A symbiotic relationship is one where both the organisms of different species mutually benefit from the relationship.

A relationship in commensalism category is one where two organisms remain together but only one benefits and the other is neither harmed nor helped.

A parasitic relationship is one where two unrelated organisms co-exist together, one benefits from the relationship, while the other is harmed.

What is the type of relationship in the inter-institutional relationship between IGNOU and the other institutions?

If we look at the study centres of IGNOU, what benefits the host organization receives from IGNOU? Virtually nothing. IGNOU is benefited tremendously through the support of its part-time staff. There is no mutual benefit, but there is also no harm to any party. Thus, we can categorise it as a case of commensalism. If we look at the process of course development at IGNOU, it is a mixed relationship ranging from symbiotic to parasitic. The course writers are paid for their efforts and they also get credits. The University gets the course developed at less time and cost involving only a few course coordinators. To this extent it is symbiotic. However, if we look into the amount of dependency on the conventional face-to-face system for course writing work, it is clear that the relationship is parasitic. The compensation given to the course writers are not adequate and timely. The University gets the bigger share, and sometimes runs a course/programme without having sufficient expertise. The University is at loss for not being able to develop its own expertise, and remain dependent on outside expert for a long time, making itself a parasite on the other system. One may argue that there is no loss/harm to the conventional system, and therefore there is no parasitic relationship.

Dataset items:

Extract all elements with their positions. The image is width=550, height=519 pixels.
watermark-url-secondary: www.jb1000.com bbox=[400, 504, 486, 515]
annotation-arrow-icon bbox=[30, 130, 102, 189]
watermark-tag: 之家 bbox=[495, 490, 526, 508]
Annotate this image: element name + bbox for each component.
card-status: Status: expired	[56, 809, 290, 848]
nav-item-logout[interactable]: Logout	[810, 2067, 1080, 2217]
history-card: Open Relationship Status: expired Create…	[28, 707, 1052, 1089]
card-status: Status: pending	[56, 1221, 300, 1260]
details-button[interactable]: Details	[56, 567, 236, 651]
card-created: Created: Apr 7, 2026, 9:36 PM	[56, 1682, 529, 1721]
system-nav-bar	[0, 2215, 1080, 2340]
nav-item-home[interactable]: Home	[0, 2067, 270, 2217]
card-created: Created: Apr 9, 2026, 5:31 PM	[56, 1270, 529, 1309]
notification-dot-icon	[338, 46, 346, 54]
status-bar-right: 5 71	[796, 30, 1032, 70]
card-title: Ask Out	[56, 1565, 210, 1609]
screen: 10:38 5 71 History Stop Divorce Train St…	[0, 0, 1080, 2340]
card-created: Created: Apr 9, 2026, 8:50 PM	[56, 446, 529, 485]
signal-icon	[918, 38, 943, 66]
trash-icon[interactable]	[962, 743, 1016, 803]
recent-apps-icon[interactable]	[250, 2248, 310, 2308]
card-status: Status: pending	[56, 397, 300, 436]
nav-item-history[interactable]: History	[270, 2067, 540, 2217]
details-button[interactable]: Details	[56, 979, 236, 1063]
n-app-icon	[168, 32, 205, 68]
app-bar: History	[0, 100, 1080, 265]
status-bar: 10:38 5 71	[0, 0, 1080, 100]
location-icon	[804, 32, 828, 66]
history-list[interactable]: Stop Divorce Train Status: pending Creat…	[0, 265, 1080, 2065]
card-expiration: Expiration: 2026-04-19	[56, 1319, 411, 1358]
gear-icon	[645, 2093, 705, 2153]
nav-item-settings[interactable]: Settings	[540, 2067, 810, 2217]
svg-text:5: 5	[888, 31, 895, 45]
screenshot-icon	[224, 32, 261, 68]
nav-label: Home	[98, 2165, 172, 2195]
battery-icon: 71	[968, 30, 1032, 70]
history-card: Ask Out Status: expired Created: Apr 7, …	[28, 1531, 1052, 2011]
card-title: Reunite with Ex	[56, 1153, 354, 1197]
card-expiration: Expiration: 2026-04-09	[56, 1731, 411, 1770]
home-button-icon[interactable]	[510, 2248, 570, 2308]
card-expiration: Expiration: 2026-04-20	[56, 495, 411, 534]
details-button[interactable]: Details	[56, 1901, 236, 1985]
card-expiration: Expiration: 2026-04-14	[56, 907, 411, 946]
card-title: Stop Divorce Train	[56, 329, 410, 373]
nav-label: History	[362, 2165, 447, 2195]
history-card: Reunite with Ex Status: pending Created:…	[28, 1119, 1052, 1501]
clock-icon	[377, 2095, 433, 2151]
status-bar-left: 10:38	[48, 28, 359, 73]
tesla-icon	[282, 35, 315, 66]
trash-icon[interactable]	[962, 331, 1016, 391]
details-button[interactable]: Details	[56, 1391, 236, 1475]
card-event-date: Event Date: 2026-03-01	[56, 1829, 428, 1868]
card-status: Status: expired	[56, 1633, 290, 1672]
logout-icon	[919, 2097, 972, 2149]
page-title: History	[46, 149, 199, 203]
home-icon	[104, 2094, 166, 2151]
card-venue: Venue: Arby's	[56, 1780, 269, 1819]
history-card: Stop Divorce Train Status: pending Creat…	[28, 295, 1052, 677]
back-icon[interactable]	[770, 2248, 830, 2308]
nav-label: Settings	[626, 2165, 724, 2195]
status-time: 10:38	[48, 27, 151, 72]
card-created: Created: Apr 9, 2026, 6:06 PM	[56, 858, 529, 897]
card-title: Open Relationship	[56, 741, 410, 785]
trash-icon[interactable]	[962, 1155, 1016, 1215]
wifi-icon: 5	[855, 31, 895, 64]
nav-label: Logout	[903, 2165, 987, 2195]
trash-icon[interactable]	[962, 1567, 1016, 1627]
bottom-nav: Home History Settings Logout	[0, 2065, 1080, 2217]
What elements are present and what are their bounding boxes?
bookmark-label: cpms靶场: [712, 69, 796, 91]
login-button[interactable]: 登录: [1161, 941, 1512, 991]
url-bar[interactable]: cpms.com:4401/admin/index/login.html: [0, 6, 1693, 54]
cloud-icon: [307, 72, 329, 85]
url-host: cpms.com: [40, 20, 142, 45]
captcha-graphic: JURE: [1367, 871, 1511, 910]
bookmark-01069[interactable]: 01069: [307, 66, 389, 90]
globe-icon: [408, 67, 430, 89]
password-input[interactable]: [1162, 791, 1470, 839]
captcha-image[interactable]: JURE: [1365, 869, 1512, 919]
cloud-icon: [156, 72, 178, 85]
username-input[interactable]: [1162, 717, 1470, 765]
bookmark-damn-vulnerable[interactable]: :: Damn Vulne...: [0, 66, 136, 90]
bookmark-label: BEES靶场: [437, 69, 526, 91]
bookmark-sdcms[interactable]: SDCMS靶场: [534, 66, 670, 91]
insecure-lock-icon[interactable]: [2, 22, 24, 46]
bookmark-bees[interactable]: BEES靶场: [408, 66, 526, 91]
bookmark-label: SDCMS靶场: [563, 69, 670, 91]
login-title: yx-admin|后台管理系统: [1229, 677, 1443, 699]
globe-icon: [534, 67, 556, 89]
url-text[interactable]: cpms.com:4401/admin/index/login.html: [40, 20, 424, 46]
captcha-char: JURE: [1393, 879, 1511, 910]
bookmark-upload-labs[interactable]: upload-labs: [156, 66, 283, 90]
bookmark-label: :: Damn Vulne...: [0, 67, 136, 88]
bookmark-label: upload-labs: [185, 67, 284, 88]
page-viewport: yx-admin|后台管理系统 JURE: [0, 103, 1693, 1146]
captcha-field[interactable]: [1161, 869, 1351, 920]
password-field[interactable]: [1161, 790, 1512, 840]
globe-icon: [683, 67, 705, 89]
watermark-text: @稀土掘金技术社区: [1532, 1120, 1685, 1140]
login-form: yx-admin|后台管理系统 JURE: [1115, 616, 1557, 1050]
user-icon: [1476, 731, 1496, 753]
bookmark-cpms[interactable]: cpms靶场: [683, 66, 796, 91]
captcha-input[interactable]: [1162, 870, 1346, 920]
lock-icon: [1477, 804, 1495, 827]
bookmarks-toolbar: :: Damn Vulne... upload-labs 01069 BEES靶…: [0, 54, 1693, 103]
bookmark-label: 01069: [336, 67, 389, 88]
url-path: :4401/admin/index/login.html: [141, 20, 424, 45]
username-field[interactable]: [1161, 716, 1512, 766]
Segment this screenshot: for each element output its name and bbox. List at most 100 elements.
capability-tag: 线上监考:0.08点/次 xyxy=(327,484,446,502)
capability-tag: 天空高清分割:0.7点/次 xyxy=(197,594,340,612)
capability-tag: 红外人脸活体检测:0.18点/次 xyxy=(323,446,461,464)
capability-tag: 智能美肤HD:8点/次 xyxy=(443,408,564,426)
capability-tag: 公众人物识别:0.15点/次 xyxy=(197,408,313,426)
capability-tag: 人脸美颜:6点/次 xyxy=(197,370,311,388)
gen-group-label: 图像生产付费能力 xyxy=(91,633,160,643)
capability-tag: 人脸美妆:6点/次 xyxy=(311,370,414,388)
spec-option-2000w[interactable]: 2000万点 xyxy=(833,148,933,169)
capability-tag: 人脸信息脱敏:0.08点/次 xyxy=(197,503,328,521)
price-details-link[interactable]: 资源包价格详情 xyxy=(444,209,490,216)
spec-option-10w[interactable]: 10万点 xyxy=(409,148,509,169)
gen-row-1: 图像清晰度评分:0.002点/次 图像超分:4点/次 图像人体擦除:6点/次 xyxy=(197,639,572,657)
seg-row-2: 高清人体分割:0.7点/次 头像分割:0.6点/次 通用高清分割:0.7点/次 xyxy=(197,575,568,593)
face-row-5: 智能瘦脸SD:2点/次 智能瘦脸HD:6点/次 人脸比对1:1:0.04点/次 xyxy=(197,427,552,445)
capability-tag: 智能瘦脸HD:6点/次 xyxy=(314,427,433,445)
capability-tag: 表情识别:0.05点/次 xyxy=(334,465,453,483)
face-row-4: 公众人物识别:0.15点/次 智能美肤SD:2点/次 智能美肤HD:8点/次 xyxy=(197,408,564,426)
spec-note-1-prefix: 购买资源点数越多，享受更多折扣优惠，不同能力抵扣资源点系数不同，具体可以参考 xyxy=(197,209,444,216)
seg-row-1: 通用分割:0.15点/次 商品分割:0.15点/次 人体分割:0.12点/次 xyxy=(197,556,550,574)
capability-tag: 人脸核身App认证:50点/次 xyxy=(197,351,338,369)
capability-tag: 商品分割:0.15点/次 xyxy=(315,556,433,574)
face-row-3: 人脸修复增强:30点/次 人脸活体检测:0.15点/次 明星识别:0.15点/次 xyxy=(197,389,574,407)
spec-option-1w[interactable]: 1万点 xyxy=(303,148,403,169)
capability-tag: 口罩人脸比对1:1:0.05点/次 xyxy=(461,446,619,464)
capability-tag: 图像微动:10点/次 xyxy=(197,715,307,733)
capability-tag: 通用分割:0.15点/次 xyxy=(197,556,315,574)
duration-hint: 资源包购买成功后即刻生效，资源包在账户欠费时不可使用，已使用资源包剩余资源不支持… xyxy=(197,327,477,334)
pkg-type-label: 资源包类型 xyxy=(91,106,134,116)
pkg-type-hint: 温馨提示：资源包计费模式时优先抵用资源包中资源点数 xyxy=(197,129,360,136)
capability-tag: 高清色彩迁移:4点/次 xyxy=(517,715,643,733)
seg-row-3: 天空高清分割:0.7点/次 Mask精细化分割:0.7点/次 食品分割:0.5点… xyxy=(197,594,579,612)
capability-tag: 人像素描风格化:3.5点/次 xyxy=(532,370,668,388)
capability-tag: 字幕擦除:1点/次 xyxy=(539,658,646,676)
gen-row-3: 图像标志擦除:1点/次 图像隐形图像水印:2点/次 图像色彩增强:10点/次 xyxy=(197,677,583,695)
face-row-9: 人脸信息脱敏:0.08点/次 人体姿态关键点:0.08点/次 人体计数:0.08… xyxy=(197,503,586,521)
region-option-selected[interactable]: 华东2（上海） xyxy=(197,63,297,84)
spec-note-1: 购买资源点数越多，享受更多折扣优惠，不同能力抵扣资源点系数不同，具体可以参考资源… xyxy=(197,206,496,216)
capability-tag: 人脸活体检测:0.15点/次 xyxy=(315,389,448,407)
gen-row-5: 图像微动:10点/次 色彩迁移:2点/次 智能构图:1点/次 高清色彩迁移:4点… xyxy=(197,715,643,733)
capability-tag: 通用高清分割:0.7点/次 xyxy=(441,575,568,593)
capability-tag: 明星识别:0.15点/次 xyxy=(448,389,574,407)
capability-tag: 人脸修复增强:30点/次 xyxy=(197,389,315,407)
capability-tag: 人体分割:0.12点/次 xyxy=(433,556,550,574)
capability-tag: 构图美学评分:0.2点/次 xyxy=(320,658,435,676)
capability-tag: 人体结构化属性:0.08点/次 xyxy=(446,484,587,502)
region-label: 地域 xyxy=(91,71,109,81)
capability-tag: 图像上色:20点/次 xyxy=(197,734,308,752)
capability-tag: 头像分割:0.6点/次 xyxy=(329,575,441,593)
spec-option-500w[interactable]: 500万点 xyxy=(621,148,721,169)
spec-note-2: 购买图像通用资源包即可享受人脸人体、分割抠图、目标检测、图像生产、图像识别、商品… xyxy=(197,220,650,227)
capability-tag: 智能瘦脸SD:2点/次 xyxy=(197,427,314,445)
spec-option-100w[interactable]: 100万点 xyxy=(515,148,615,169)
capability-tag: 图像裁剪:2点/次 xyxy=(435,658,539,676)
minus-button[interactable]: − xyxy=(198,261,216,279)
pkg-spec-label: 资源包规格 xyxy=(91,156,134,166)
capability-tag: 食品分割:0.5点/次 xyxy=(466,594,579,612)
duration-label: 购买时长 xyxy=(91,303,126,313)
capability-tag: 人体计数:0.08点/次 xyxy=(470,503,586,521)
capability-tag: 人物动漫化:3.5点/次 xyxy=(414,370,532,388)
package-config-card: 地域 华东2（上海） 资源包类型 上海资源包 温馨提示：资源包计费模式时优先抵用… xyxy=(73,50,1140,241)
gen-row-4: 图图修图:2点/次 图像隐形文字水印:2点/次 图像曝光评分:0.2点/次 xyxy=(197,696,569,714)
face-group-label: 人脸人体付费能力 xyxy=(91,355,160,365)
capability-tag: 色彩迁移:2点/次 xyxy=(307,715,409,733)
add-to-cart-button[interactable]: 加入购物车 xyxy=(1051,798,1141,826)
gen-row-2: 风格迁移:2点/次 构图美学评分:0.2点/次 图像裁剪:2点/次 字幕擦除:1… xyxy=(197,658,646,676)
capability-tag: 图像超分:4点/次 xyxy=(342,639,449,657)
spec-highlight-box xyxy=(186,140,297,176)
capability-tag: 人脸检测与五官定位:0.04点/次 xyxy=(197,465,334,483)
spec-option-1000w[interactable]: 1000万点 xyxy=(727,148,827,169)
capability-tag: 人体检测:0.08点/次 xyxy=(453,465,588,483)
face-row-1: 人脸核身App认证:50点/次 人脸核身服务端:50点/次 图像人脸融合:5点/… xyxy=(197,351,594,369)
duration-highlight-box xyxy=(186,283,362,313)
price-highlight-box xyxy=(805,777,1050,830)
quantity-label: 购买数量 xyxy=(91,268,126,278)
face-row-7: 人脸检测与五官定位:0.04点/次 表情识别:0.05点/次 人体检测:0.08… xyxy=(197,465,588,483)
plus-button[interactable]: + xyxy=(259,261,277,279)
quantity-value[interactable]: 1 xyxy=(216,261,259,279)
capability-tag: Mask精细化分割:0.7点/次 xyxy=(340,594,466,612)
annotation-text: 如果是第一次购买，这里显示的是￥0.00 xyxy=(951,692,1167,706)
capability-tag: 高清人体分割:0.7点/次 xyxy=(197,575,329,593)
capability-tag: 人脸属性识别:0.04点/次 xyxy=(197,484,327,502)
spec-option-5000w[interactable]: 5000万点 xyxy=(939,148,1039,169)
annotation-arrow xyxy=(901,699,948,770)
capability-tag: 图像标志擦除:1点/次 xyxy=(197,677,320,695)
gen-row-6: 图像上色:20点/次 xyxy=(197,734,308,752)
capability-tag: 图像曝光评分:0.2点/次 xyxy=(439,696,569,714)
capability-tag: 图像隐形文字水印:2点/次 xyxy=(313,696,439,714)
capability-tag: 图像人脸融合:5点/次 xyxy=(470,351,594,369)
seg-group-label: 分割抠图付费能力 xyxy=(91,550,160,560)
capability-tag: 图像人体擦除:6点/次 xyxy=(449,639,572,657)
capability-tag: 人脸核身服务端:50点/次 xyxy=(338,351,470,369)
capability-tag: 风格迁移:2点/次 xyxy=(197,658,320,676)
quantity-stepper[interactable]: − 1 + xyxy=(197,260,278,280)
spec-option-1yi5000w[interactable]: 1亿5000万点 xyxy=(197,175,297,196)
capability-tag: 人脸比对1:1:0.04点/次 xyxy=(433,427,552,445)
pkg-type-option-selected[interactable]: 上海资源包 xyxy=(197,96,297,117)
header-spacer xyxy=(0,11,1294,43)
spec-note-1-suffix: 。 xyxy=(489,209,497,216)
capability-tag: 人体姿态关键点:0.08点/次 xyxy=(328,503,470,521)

Objective
Please list every type of relationship between organisms that the passage on IGNOU's inter-institutional ties defines.

Result of the exercise
Symbiotic, commensalism, parasitic